* Request:
Every line that contains the word "αὐτῶν" should be copied out.

* Input records:
┌──

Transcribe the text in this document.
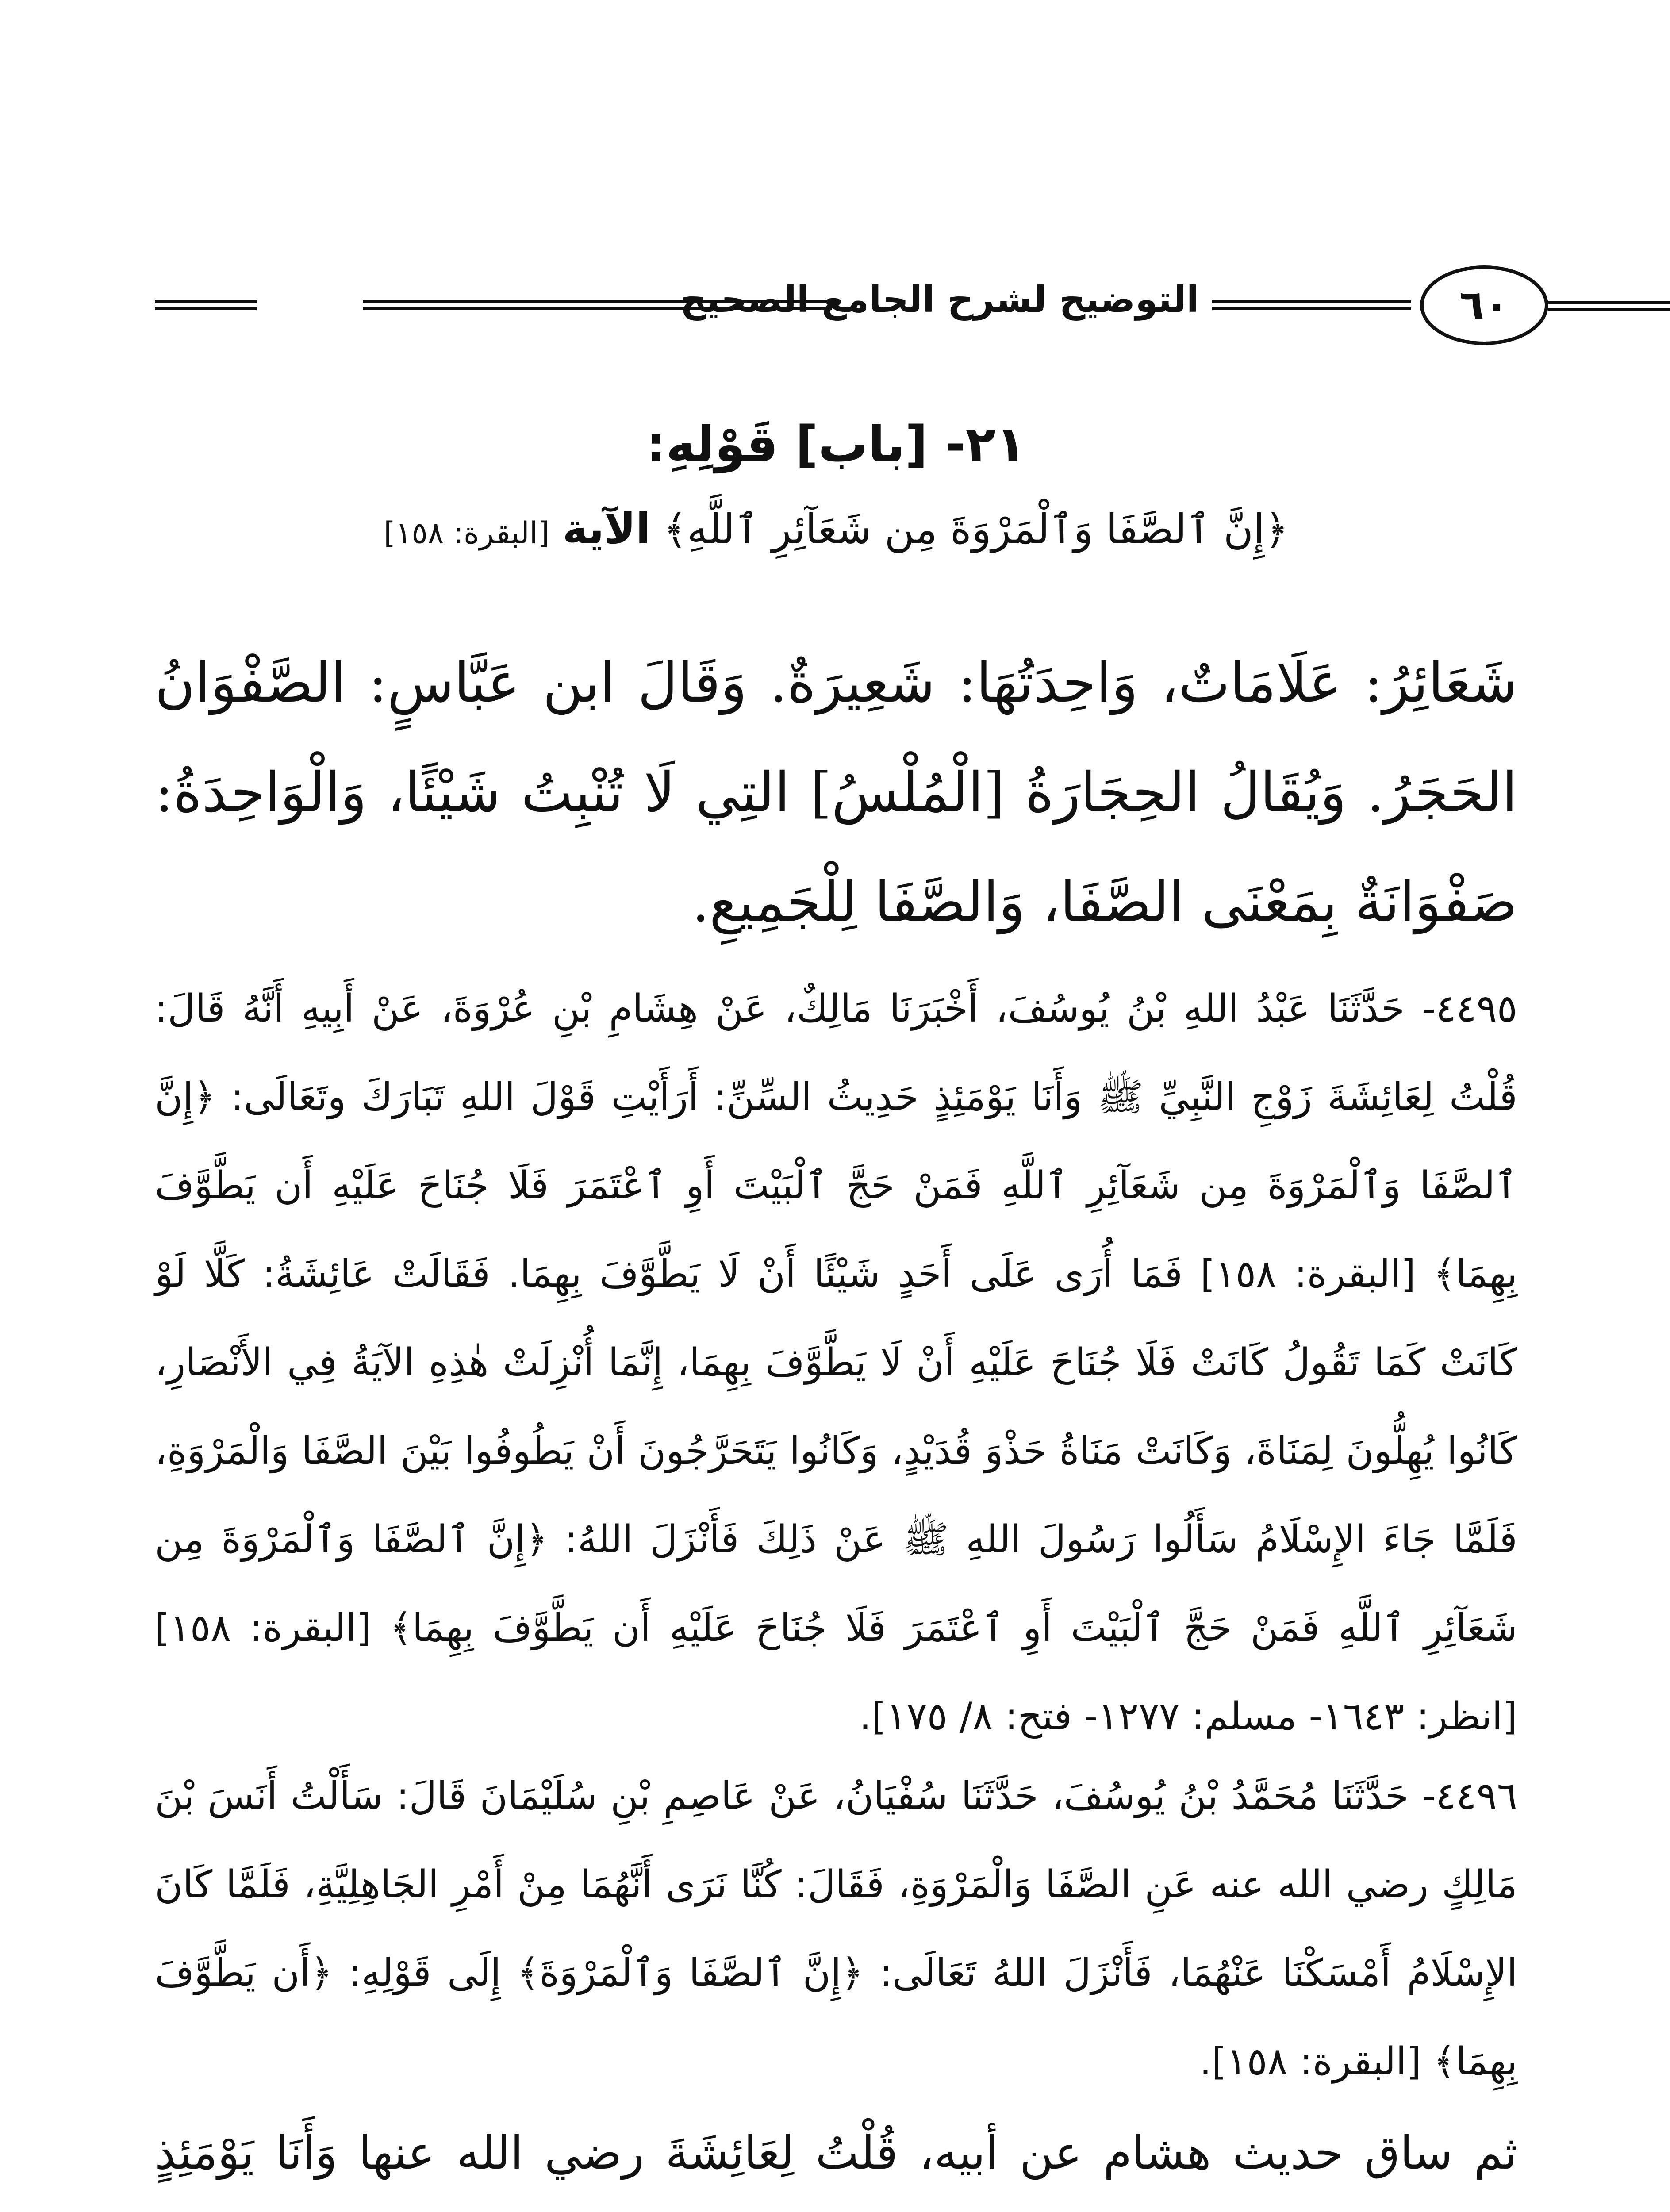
التوضيح لشرح الجامع الصحيح	٦٠
٢١- [باب] قَوْلِهِ:
﴿إِنَّ ٱلصَّفَا وَٱلْمَرْوَةَ مِن شَعَآئِرِ ٱللَّهِ﴾ الآية [البقرة: ١٥٨]
شَعَائِرُ: عَلَامَاتٌ، وَاحِدَتُهَا: شَعِيرَةٌ. وَقَالَ ابن عَبَّاسٍ: الصَّفْوَانُ الحَجَرُ. وَيُقَالُ الحِجَارَةُ [الْمُلْسُ] التِي لَا تُنْبِتُ شَيْئًا، وَالْوَاحِدَةُ: صَفْوَانَةٌ بِمَعْنَى الصَّفَا، وَالصَّفَا لِلْجَمِيعِ.
٤٤٩٥- حَدَّثَنَا عَبْدُ اللهِ بْنُ يُوسُفَ، أَخْبَرَنَا مَالِكٌ، عَنْ هِشَامِ بْنِ عُرْوَةَ، عَنْ أَبِيهِ أَنَّهُ قَالَ: قُلْتُ لِعَائِشَةَ زَوْجِ النَّبِيِّ ﷺ وَأَنَا يَوْمَئِذٍ حَدِيثُ السِّنِّ: أَرَأَيْتِ قَوْلَ اللهِ تَبَارَكَ وتَعَالَى: ﴿إِنَّ ٱلصَّفَا وَٱلْمَرْوَةَ مِن شَعَآئِرِ ٱللَّهِ فَمَنْ حَجَّ ٱلْبَيْتَ أَوِ ٱعْتَمَرَ فَلَا جُنَاحَ عَلَيْهِ أَن يَطَّوَّفَ بِهِمَا﴾ [البقرة: ١٥٨] فَمَا أُرَى عَلَى أَحَدٍ شَيْئًا أَنْ لَا يَطَّوَّفَ بِهِمَا. فَقَالَتْ عَائِشَةُ: كَلَّا لَوْ كَانَتْ كَمَا تَقُولُ كَانَتْ فَلَا جُنَاحَ عَلَيْهِ أَنْ لَا يَطَّوَّفَ بِهِمَا، إِنَّمَا أُنْزِلَتْ هٰذِهِ الآيَةُ فِي الأَنْصَارِ، كَانُوا يُهِلُّونَ لِمَنَاةَ، وَكَانَتْ مَنَاةُ حَذْوَ قُدَيْدٍ، وَكَانُوا يَتَحَرَّجُونَ أَنْ يَطُوفُوا بَيْنَ الصَّفَا وَالْمَرْوَةِ، فَلَمَّا جَاءَ الإِسْلَامُ سَأَلُوا رَسُولَ اللهِ ﷺ عَنْ ذَلِكَ فَأَنْزَلَ اللهُ: ﴿إِنَّ ٱلصَّفَا وَٱلْمَرْوَةَ مِن شَعَآئِرِ ٱللَّهِ فَمَنْ حَجَّ ٱلْبَيْتَ أَوِ ٱعْتَمَرَ فَلَا جُنَاحَ عَلَيْهِ أَن يَطَّوَّفَ بِهِمَا﴾ [البقرة: ١٥٨] [انظر: ١٦٤٣- مسلم: ١٢٧٧- فتح: ٨/ ١٧٥].
٤٤٩٦- حَدَّثَنَا مُحَمَّدُ بْنُ يُوسُفَ، حَدَّثَنَا سُفْيَانُ، عَنْ عَاصِمِ بْنِ سُلَيْمَانَ قَالَ: سَأَلْتُ أَنَسَ بْنَ مَالِكٍ رضي الله عنه عَنِ الصَّفَا وَالْمَرْوَةِ، فَقَالَ: كُنَّا نَرَى أَنَّهُمَا مِنْ أَمْرِ الجَاهِلِيَّةِ، فَلَمَّا كَانَ الإِسْلَامُ أَمْسَكْنَا عَنْهُمَا، فَأَنْزَلَ اللهُ تَعَالَى: ﴿إِنَّ ٱلصَّفَا وَٱلْمَرْوَةَ﴾ إِلَى قَوْلِهِ: ﴿أَن يَطَّوَّفَ بِهِمَا﴾ [البقرة: ١٥٨].
ثم ساق حديث هشام عن أبيه، قُلْتُ لِعَائِشَةَ رضي الله عنها وَأَنَا يَوْمَئِذٍ
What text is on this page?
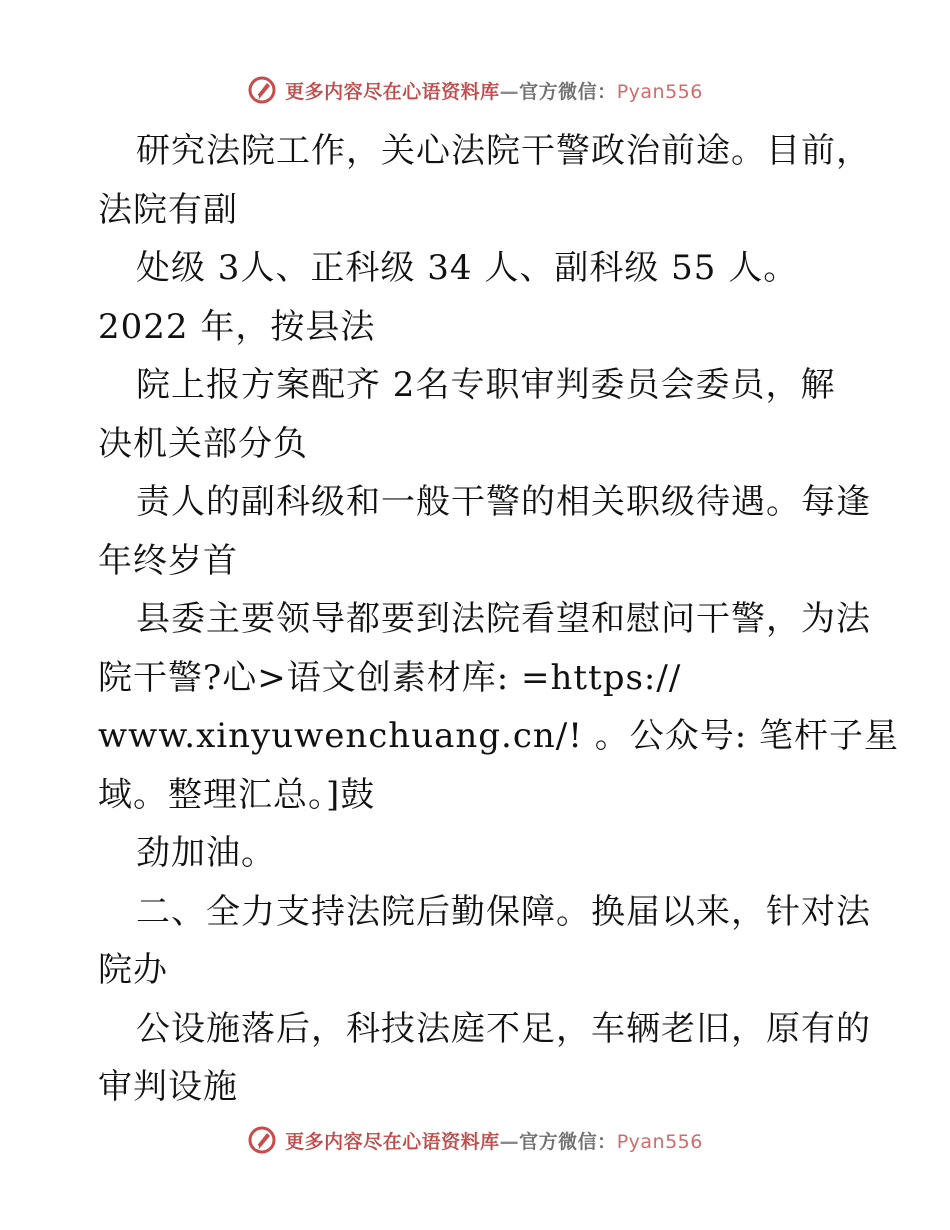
更多内容尽在心语资料库—官方微信：Pyan556
研究法院工作，关心法院干警政治前途。目前，
法院有副
处级 3人、正科级 34 人、副科级 55 人。
2022 年，按县法
院上报方案配齐 2名专职审判委员会委员，解
决机关部分负
责人的副科级和一般干警的相关职级待遇。每逢
年终岁首
县委主要领导都要到法院看望和慰问干警，为法
院干警?心>语文创素材库: =https://
www.xinyuwenchuang.cn/! 。公众号: 笔杆子星
域。整理汇总。]鼓
劲加油。
二、全力支持法院后勤保障。换届以来，针对法
院办
公设施落后，科技法庭不足，车辆老旧，原有的
审判设施
更多内容尽在心语资料库—官方微信：Pyan556
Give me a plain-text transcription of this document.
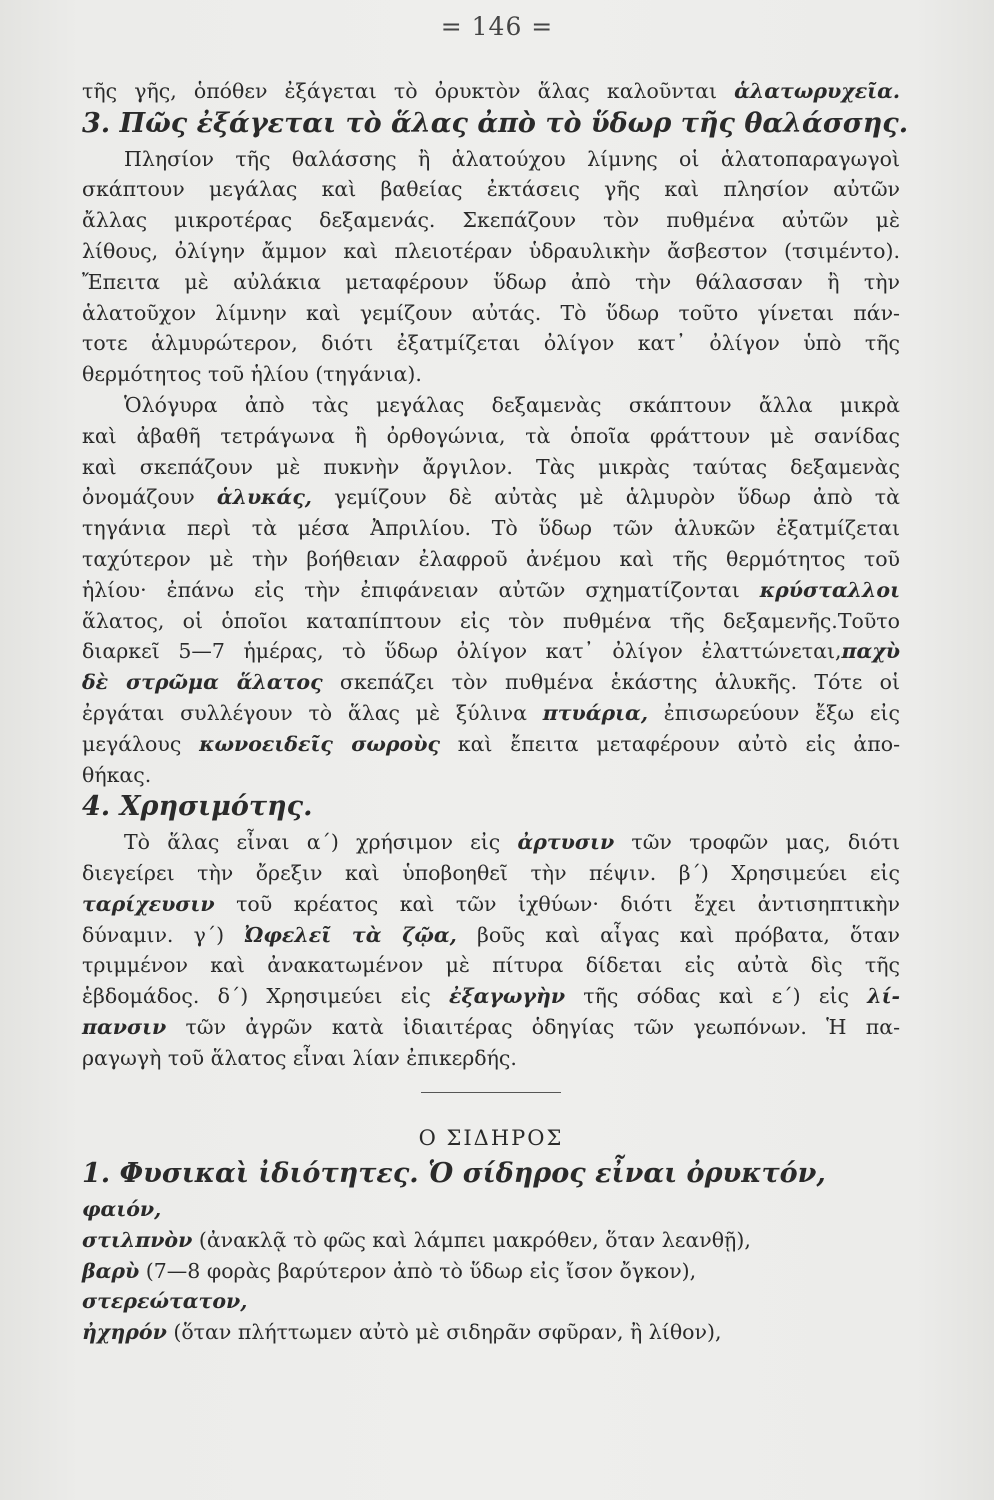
= 146 =
τῆς γῆς, ὁπόθεν ἐξάγεται τὸ ὀρυκτὸν ἅλας καλοῦνται ἁλατωρυχεῖα.
3. Πῶς ἐξάγεται τὸ ἅλας ἀπὸ τὸ ὕδωρ τῆς θαλάσσης.
Πλησίον τῆς θαλάσσης ἢ ἁλατούχου λίμνης οἱ ἁλατοπαραγωγοὶ
σκάπτουν μεγάλας καὶ βαθείας ἐκτάσεις γῆς καὶ πλησίον αὐτῶν
ἄλλας μικροτέρας δεξαμενάς. Σκεπάζουν τὸν πυθμένα αὐτῶν μὲ
λίθους, ὀλίγην ἄμμον καὶ πλειοτέραν ὑδραυλικὴν ἄσβεστον (τσιμέντο).
Ἔπειτα μὲ αὐλάκια μεταφέρουν ὕδωρ ἀπὸ τὴν θάλασσαν ἢ τὴν
ἁλατοῦχον λίμνην καὶ γεμίζουν αὐτάς. Τὸ ὕδωρ τοῦτο γίνεται πάν-
τοτε ἁλμυρώτερον, διότι ἐξατμίζεται ὀλίγον κατ᾽ ὀλίγον ὑπὸ τῆς
θερμότητος τοῦ ἡλίου (τηγάνια).
Ὁλόγυρα ἀπὸ τὰς μεγάλας δεξαμενὰς σκάπτουν ἄλλα μικρὰ
καὶ ἀβαθῆ τετράγωνα ἢ ὀρθογώνια, τὰ ὁποῖα φράττουν μὲ σανίδας
καὶ σκεπάζουν μὲ πυκνὴν ἄργιλον. Τὰς μικρὰς ταύτας δεξαμενὰς
ὀνομάζουν ἁλυκάς, γεμίζουν δὲ αὐτὰς μὲ ἁλμυρὸν ὕδωρ ἀπὸ τὰ
τηγάνια περὶ τὰ μέσα Ἀπριλίου. Τὸ ὕδωρ τῶν ἁλυκῶν ἐξατμίζεται
ταχύτερον μὲ τὴν βοήθειαν ἐλαφροῦ ἀνέμου καὶ τῆς θερμότητος τοῦ
ἡλίου· ἐπάνω εἰς τὴν ἐπιφάνειαν αὐτῶν σχηματίζονται κρύσταλλοι
ἅλατος, οἱ ὁποῖοι καταπίπτουν εἰς τὸν πυθμένα τῆς δεξαμενῆς.Τοῦτο
διαρκεῖ 5—7 ἡμέρας, τὸ ὕδωρ ὀλίγον κατ᾽ ὀλίγον ἐλαττώνεται,παχὺ
δὲ στρῶμα ἅλατος σκεπάζει τὸν πυθμένα ἑκάστης ἁλυκῆς. Τότε οἱ
ἐργάται συλλέγουν τὸ ἅλας μὲ ξύλινα πτυάρια, ἐπισωρεύουν ἔξω εἰς
μεγάλους κωνοειδεῖς σωροὺς καὶ ἔπειτα μεταφέρουν αὐτὸ εἰς ἀπο-
θήκας.
4. Χρησιμότης.
Τὸ ἅλας εἶναι α´) χρήσιμον εἰς ἀρτυσιν τῶν τροφῶν μας, διότι
διεγείρει τὴν ὄρεξιν καὶ ὑποβοηθεῖ τὴν πέψιν. β´) Χρησιμεύει εἰς
ταρίχευσιν τοῦ κρέατος καὶ τῶν ἰχθύων· διότι ἔχει ἀντισηπτικὴν
δύναμιν. γ´) Ὠφελεῖ τὰ ζῷα, βοῦς καὶ αἶγας καὶ πρόβατα, ὅταν
τριμμένον καὶ ἀνακατωμένον μὲ πίτυρα δίδεται εἰς αὐτὰ δὶς τῆς
ἑβδομάδος. δ´) Χρησιμεύει εἰς ἐξαγωγὴν τῆς σόδας καὶ ε´) εἰς λί-
πανσιν τῶν ἀγρῶν κατὰ ἰδιαιτέρας ὁδηγίας τῶν γεωπόνων. Ἡ πα-
ραγωγὴ τοῦ ἅλατος εἶναι λίαν ἐπικερδής.
Ο ΣΙΔΗΡΟΣ
1. Φυσικαὶ ἰδιότητες. Ὁ σίδηρος εἶναι ὀρυκτόν,
φαιόν,
στιλπνὸν (ἀνακλᾷ τὸ φῶς καὶ λάμπει μακρόθεν, ὅταν λεανθῇ),
βαρὺ (7—8 φορὰς βαρύτερον ἀπὸ τὸ ὕδωρ εἰς ἴσον ὄγκον),
στερεώτατον,
ἠχηρόν (ὅταν πλήττωμεν αὐτὸ μὲ σιδηρᾶν σφῦραν, ἢ λίθον),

└──

* Right answer:
σκάπτουν μεγάλας καὶ βαθείας ἐκτάσεις γῆς καὶ πλησίον αὐτῶν
ἄλλας μικροτέρας δεξαμενάς. Σκεπάζουν τὸν πυθμένα αὐτῶν μὲ
ἡλίου· ἐπάνω εἰς τὴν ἐπιφάνειαν αὐτῶν σχηματίζονται κρύσταλλοι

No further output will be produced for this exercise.